-- START Text section --

Kerry Vesper, furniture maker and sculptor, is carving wave or flying-banner forms and blossom forms in plywood. He is also playing with collaborations with glass artist Alisha Volotzky.

Todd Hoyer and Hayley Smith say they haven’t been making a lot of art recently, because for the last three years they have been engaged in building their studios and a house. Their joint presentation was about just that process. It was particularly interesting to see how the process reflects their approach as artists; for example, the floor of Hayley’s studio is essentially a sample board of colors and textures they were testing for use in floors in their house.

After the presentations, I spent a couple of hours savoring the del Mano Gallery exhibition set up in the conference center. They had multiple pieces from some four or five dozen artists. I haven’t taken so many photos since the ITE. I would share some with you, but I think del Mano would prefer that I not. You can see a lot of work at their web site, however, so check it out.

Going to the forum also gave me the chance to say hello to some friendly faces I met through the ITE this summer: Elisabeth Agro, Albert and Tina LeCoff, Steve Keeble and Karen Depew, Arthur Mason, Joe Seltzer. Brief though my visit to the forum was, it really makes me want to get back to the work I’ve been distracted from by moving and shows and holidays and new toys. I have so many pieces just begun or even just sketched out that draw and build on my ITE experience. That’s the work that excites me most, but, alas, it must yet wait for another few weeks, until after my next show. It must wait because it requires space, psychic space, birthing space. In the meantime, I think about it, dream about it, plan it, work out the details. It gestates in me.

January 15, 2008

Preparing for a show

The business of art, Tools  •  12:25 am  

I have a major show coming up in just a bit over three weeks, so I’m trying to get in gear and get productive. This is just one of the business aspects of trying to make a living as an artist. It requires a different mindset than simply creating what is in my heart. Unlike many woodturners, I don’t have a production line, which means I don’t make the same item or type of item over and over. I do have to consider the marketplace, however, and make sure that when I do a show, I have available a wide range of vessels, in terms of price, size, shape, style, etc.—mostly so that I can offer customers choices, but also because variety makes for a more-inviting display.

Variety also, of course, keeps the creative process fresh for me. Even when I am focused on producing a lot of work efficiently, I still want every vessel to be uniquely itself. I want the process to remain one of creation, not one of mass production.

The upcoming show also means that I need to put off solving some equipment problems I’ve been having—chiefly with my chucks. The spindle on my old lathe was 1 inch; that on my new lathe is 1¼ inches, which meant that I had to change the insert on my old Teknatool Supernova chuck. The insert had seized, however, and in removing it, I appear to have damaged a jaw slide, as the slides no longer meet snugly at the center (and jaws don’t close properly either). The damage isn’t readily identifiable, however, and I’ve already spent one afternoon trying to pinpoint the problem. That chuck used to be perfectly centered, with perfect repeatability when I would remove and replace pieces. My new chuck, a Supernova 2, isn’t perfect, but I can’t spare the time right now to tweak it either. I’ll let you know what I figure out when I finally have time, after the show. In the meantime, I just have to make do. To quote Tim Gunn, “Make it work!”

-- END Text section --
-- START Listed entries --

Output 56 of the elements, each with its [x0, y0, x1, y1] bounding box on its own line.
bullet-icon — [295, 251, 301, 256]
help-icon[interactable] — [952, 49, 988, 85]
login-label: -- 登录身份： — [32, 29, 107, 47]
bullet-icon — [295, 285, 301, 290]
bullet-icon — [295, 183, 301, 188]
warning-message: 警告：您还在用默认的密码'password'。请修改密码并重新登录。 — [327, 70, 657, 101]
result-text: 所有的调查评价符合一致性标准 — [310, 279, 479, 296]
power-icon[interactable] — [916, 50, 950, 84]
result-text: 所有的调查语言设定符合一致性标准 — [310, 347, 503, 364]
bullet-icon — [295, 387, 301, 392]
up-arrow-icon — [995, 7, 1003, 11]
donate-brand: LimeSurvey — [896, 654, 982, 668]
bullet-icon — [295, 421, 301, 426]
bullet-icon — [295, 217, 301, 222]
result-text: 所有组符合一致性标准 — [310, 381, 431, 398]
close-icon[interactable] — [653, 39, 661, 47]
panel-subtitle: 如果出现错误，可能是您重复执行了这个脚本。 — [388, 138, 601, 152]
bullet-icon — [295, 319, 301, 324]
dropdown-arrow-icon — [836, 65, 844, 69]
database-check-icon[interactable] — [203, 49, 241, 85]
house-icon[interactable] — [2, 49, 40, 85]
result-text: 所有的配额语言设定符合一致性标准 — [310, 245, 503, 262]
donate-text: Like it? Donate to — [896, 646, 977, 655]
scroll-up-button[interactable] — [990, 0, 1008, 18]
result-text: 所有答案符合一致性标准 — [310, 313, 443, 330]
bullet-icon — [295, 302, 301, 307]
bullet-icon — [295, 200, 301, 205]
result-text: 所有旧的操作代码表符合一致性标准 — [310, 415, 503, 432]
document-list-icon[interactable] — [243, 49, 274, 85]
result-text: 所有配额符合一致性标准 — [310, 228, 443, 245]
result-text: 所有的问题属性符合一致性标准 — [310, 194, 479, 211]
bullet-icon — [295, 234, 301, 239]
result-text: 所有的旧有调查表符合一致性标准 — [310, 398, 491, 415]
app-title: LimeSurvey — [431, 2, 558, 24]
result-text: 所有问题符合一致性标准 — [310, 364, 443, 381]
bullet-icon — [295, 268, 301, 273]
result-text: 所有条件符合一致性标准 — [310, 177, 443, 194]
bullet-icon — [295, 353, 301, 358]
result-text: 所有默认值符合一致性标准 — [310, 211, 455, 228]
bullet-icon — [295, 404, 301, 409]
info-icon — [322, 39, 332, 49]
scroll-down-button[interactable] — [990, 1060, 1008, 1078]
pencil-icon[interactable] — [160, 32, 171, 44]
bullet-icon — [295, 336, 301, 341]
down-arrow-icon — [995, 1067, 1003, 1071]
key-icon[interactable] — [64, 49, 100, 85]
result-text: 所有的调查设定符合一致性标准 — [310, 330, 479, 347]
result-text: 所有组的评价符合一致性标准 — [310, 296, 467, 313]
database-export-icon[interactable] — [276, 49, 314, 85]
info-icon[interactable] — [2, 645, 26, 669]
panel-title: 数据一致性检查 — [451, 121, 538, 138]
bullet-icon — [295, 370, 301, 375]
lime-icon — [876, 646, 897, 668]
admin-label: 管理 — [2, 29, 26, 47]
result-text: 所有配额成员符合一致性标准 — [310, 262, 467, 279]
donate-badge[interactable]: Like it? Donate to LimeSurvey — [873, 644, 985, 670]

-- END Listed entries --

#### Problems:
A. In the woodturning blog excerpt, what is the spindle size on the new lathe?
B. Please extend the woodturning blog excerpt from the point where it stops.
These entries have nothing to do with the woodturning blog excerpt.

#### Answers:
A. 1¼ inches.

B.
January 7, 2008

Correction to my last post

Tools  •  11:43 pm  

The Steve Russell article on the Center Saver that I mentioned was actually in Volume I of his DVD, an e-book, not in Volume III as I originally stated (I have corrected the last post), and the article is also available on his website. Had I spent a little more time with the DVD I would have discovered that Volume III, which is a DVD video, actually has a video chapter on using the Center Saver. Now that I have viewed it, I’ll try again.

I also discovered in reviewing both the Kelton instructions and Russell’s article that they contradict each other on the height of the cutting blade. The Kelton instructions say, “Adjust the height of the tip so that it is EXACTLY ON OR JUST BELOW CENTER. (If you have the tip above the center, the tool will tend to buck and jerk when you commence cutting.)” Russell says, “The tip of the blade should be set at centreline, or slightly higher.”

I followed Russell’s recommendation and had the blade slightly higher than center—mainly because the tool post is too long for my lathe’s tool rest, so I couldn’t get the blade down to center without cutting the tool post, and I was too impatient to try out my new toy to stop and find a hacksaw.

Let that be a lesson to me. I will cut the post down and try again, at center and slightly above and below, and report back on what I discover.

Playing with new toys

Tools  •  12:20 am  

An interesting week, not terribly productive in terms of finished work, but I did make progress in less direct ways.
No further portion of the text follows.